Check each line of the material below, and copy it if it holds the string "name".

+ + +

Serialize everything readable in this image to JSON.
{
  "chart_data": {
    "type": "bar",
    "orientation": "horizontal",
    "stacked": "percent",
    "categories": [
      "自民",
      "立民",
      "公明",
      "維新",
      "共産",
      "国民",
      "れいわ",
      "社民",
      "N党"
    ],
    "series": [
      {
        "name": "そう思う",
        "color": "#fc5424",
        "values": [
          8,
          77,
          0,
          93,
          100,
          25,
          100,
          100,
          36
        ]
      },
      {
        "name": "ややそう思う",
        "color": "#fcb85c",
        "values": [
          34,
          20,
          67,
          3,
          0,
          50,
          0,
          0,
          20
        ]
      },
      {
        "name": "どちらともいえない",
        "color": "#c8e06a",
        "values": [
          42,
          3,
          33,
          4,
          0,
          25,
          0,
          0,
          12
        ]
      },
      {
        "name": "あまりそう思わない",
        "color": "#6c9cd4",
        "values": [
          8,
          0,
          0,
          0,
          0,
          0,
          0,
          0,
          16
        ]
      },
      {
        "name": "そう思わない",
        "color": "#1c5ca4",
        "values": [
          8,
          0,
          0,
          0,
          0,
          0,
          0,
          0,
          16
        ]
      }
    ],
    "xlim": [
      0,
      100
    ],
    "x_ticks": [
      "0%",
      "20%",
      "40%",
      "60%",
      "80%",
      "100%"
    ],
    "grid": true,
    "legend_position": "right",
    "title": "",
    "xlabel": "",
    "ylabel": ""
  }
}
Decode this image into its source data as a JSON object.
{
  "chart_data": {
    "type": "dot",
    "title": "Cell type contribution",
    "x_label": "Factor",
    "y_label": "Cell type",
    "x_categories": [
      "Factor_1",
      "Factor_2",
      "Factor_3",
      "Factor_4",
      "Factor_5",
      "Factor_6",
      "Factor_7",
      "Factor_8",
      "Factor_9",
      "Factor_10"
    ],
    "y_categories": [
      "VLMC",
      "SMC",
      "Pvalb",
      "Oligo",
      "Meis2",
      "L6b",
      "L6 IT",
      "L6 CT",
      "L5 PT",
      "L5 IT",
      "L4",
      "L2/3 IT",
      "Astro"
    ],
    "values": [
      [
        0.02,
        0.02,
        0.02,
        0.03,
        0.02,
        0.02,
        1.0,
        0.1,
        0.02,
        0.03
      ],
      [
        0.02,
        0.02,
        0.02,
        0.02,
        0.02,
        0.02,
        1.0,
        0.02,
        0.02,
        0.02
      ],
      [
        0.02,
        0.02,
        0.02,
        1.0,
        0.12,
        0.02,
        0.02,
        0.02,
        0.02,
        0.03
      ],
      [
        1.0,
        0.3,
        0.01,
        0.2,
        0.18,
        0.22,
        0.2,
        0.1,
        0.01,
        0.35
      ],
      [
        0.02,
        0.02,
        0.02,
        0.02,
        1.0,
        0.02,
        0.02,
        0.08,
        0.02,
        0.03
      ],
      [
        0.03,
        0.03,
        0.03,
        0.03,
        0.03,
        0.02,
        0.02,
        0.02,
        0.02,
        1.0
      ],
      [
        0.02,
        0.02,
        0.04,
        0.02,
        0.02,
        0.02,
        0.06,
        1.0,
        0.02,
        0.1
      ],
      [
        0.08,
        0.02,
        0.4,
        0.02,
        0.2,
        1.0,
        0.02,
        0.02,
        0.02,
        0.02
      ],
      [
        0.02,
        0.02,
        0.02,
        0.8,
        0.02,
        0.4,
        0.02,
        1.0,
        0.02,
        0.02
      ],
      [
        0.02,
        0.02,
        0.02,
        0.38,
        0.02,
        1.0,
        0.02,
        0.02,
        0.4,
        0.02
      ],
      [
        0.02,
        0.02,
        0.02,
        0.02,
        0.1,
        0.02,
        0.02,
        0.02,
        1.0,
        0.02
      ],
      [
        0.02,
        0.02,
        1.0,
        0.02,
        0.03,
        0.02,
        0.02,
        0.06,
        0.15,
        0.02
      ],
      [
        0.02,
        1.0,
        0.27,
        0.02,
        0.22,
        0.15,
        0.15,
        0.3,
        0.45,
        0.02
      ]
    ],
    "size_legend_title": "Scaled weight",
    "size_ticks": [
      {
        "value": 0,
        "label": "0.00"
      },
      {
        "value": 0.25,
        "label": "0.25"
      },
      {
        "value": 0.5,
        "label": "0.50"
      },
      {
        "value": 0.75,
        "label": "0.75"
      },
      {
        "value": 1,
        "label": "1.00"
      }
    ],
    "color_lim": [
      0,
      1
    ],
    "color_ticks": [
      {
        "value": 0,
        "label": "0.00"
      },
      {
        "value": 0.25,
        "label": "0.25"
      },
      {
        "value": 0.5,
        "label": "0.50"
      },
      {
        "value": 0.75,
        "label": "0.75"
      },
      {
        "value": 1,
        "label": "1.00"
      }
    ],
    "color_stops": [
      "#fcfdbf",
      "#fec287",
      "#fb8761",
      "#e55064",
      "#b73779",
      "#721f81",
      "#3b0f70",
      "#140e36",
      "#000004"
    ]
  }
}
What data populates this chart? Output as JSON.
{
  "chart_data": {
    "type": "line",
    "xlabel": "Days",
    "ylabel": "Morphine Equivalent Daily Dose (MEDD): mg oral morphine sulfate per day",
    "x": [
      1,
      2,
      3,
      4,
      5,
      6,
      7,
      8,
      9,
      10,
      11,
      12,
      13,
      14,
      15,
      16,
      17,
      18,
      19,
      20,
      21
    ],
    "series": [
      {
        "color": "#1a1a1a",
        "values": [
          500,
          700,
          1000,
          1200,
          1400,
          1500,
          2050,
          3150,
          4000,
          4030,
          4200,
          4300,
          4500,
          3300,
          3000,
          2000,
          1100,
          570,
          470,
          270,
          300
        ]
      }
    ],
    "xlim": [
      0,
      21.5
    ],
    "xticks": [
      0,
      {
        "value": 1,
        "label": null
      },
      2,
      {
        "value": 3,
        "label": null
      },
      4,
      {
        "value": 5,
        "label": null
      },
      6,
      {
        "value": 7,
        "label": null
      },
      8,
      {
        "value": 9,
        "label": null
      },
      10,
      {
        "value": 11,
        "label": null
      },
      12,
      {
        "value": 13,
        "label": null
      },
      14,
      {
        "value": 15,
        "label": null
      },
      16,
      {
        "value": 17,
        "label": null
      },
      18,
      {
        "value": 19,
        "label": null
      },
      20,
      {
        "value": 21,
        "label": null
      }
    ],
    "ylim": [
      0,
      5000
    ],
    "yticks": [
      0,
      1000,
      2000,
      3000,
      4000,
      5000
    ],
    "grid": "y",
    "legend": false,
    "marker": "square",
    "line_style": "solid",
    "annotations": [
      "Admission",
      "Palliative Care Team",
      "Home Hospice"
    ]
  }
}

+ + +

(SOLUTION):
        "name": "そう思う",
        "name": "ややそう思う",
        "name": "どちらともいえない",
        "name": "あまりそう思わない",
        "name": "そう思わない",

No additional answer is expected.